● **STATED EXERCISE**
Restate the entries word for word, omitting nothing.

● **ROWS**

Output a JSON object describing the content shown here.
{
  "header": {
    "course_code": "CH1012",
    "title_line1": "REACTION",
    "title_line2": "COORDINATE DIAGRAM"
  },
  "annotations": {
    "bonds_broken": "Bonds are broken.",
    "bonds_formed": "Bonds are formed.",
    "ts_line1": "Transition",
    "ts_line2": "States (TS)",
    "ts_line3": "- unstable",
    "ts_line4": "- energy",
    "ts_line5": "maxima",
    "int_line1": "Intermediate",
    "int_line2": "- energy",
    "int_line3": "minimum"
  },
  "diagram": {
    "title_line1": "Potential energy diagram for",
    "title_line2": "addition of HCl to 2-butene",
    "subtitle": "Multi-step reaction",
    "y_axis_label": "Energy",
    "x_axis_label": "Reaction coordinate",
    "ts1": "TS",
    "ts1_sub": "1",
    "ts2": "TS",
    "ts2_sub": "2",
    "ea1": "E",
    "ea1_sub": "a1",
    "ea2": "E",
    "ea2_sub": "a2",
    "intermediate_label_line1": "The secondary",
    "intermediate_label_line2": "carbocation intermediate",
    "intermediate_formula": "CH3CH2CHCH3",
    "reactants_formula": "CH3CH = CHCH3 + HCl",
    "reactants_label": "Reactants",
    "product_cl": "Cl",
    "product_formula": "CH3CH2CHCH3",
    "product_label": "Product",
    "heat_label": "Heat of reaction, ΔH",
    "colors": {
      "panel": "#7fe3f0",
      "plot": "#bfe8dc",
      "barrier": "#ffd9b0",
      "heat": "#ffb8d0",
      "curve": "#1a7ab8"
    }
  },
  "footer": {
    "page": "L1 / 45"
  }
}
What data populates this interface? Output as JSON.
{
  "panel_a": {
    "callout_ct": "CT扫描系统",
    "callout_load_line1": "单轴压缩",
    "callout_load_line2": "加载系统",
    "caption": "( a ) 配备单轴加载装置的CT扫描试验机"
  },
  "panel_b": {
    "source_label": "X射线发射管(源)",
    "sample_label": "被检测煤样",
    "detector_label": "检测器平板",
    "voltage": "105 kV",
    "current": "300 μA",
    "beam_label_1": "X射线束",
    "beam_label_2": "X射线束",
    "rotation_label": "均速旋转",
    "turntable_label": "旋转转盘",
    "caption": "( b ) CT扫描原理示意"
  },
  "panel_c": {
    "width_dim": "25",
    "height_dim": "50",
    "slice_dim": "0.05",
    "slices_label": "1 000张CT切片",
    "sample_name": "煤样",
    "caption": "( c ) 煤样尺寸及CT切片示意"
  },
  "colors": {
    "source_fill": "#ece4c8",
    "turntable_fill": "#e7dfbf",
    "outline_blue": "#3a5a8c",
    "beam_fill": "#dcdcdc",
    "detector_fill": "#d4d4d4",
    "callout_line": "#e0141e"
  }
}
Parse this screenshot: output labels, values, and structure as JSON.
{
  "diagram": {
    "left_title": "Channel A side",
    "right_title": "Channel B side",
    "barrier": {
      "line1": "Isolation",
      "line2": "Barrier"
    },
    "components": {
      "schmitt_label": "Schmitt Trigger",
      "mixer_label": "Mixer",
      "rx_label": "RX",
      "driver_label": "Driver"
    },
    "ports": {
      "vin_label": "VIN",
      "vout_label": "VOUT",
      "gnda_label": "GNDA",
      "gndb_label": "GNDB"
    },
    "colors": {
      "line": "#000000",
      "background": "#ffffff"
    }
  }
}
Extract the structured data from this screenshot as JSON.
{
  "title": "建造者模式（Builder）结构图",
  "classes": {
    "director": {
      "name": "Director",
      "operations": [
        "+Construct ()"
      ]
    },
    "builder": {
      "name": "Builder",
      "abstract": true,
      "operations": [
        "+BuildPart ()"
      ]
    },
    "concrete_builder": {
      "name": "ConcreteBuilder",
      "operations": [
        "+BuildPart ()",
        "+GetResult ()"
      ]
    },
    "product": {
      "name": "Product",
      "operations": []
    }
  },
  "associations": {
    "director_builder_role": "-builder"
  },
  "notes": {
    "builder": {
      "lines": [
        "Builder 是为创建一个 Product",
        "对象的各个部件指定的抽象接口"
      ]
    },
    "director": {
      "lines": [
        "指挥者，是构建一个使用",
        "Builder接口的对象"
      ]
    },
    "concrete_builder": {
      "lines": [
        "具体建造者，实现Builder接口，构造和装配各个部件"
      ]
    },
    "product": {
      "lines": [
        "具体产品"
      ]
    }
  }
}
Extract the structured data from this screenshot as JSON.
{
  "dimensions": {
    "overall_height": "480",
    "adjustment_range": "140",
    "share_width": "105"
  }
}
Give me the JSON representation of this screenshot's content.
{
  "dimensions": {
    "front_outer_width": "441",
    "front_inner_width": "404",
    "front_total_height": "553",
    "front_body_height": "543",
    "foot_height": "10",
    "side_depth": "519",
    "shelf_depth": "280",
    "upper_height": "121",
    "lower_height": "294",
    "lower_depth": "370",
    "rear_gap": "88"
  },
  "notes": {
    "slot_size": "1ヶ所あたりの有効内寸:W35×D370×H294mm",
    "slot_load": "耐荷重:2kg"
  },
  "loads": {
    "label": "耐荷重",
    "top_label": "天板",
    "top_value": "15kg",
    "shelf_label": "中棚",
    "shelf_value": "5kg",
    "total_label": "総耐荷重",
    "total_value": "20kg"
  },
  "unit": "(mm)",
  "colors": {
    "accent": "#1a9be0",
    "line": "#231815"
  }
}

● **PROBLEM SOLUTION**
Output a JSON object describing the content shown here.
{
  "header": {
    "course_code": "CH1012",
    "title_line1": "REACTION",
    "title_line2": "COORDINATE DIAGRAM"
  },
  "annotations": {
    "bonds_broken": "Bonds are broken.",
    "bonds_formed": "Bonds are formed.",
    "ts_line1": "Transition",
    "ts_line2": "States (TS)",
    "ts_line3": "- unstable",
    "ts_line4": "- energy",
    "ts_line5": "maxima",
    "int_line1": "Intermediate",
    "int_line2": "- energy",
    "int_line3": "minimum"
  },
  "diagram": {
    "title_line1": "Potential energy diagram for",
    "title_line2": "addition of HCl to 2-butene",
    "subtitle": "Multi-step reaction",
    "y_axis_label": "Energy",
    "x_axis_label": "Reaction coordinate",
    "ts1": "TS",
    "ts1_sub": "1",
    "ts2": "TS",
    "ts2_sub": "2",
    "ea1": "E",
    "ea1_sub": "a1",
    "ea2": "E",
    "ea2_sub": "a2",
    "intermediate_label_line1": "The secondary",
    "intermediate_label_line2": "carbocation intermediate",
    "intermediate_formula": "CH3CH2CHCH3",
    "reactants_formula": "CH3CH = CHCH3 + HCl",
    "reactants_label": "Reactants",
    "product_cl": "Cl",
    "product_formula": "CH3CH2CHCH3",
    "product_label": "Product",
    "heat_label": "Heat of reaction, ΔH",
    "colors": {
      "panel": "#7fe3f0",
      "plot": "#bfe8dc",
      "barrier": "#ffd9b0",
      "heat": "#ffb8d0",
      "curve": "#1a7ab8"
    }
  },
  "footer": {
    "page": "L1 / 45"
  }
}
What data populates this interface? Output as JSON.
{
  "panel_a": {
    "callout_ct": "CT扫描系统",
    "callout_load_line1": "单轴压缩",
    "callout_load_line2": "加载系统",
    "caption": "( a ) 配备单轴加载装置的CT扫描试验机"
  },
  "panel_b": {
    "source_label": "X射线发射管(源)",
    "sample_label": "被检测煤样",
    "detector_label": "检测器平板",
    "voltage": "105 kV",
    "current": "300 μA",
    "beam_label_1": "X射线束",
    "beam_label_2": "X射线束",
    "rotation_label": "均速旋转",
    "turntable_label": "旋转转盘",
    "caption": "( b ) CT扫描原理示意"
  },
  "panel_c": {
    "width_dim": "25",
    "height_dim": "50",
    "slice_dim": "0.05",
    "slices_label": "1 000张CT切片",
    "sample_name": "煤样",
    "caption": "( c ) 煤样尺寸及CT切片示意"
  },
  "colors": {
    "source_fill": "#ece4c8",
    "turntable_fill": "#e7dfbf",
    "outline_blue": "#3a5a8c",
    "beam_fill": "#dcdcdc",
    "detector_fill": "#d4d4d4",
    "callout_line": "#e0141e"
  }
}
Parse this screenshot: output labels, values, and structure as JSON.
{
  "diagram": {
    "left_title": "Channel A side",
    "right_title": "Channel B side",
    "barrier": {
      "line1": "Isolation",
      "line2": "Barrier"
    },
    "components": {
      "schmitt_label": "Schmitt Trigger",
      "mixer_label": "Mixer",
      "rx_label": "RX",
      "driver_label": "Driver"
    },
    "ports": {
      "vin_label": "VIN",
      "vout_label": "VOUT",
      "gnda_label": "GNDA",
      "gndb_label": "GNDB"
    },
    "colors": {
      "line": "#000000",
      "background": "#ffffff"
    }
  }
}
Extract the structured data from this screenshot as JSON.
{
  "title": "建造者模式（Builder）结构图",
  "classes": {
    "director": {
      "name": "Director",
      "operations": [
        "+Construct ()"
      ]
    },
    "builder": {
      "name": "Builder",
      "abstract": true,
      "operations": [
        "+BuildPart ()"
      ]
    },
    "concrete_builder": {
      "name": "ConcreteBuilder",
      "operations": [
        "+BuildPart ()",
        "+GetResult ()"
      ]
    },
    "product": {
      "name": "Product",
      "operations": []
    }
  },
  "associations": {
    "director_builder_role": "-builder"
  },
  "notes": {
    "builder": {
      "lines": [
        "Builder 是为创建一个 Product",
        "对象的各个部件指定的抽象接口"
      ]
    },
    "director": {
      "lines": [
        "指挥者，是构建一个使用",
        "Builder接口的对象"
      ]
    },
    "concrete_builder": {
      "lines": [
        "具体建造者，实现Builder接口，构造和装配各个部件"
      ]
    },
    "product": {
      "lines": [
        "具体产品"
      ]
    }
  }
}
Extract the structured data from this screenshot as JSON.
{
  "dimensions": {
    "overall_height": "480",
    "adjustment_range": "140",
    "share_width": "105"
  }
}
Give me the JSON representation of this screenshot's content.
{
  "dimensions": {
    "front_outer_width": "441",
    "front_inner_width": "404",
    "front_total_height": "553",
    "front_body_height": "543",
    "foot_height": "10",
    "side_depth": "519",
    "shelf_depth": "280",
    "upper_height": "121",
    "lower_height": "294",
    "lower_depth": "370",
    "rear_gap": "88"
  },
  "notes": {
    "slot_size": "1ヶ所あたりの有効内寸:W35×D370×H294mm",
    "slot_load": "耐荷重:2kg"
  },
  "loads": {
    "label": "耐荷重",
    "top_label": "天板",
    "top_value": "15kg",
    "shelf_label": "中棚",
    "shelf_value": "5kg",
    "total_label": "総耐荷重",
    "total_value": "20kg"
  },
  "unit": "(mm)",
  "colors": {
    "accent": "#1a9be0",
    "line": "#231815"
  }
}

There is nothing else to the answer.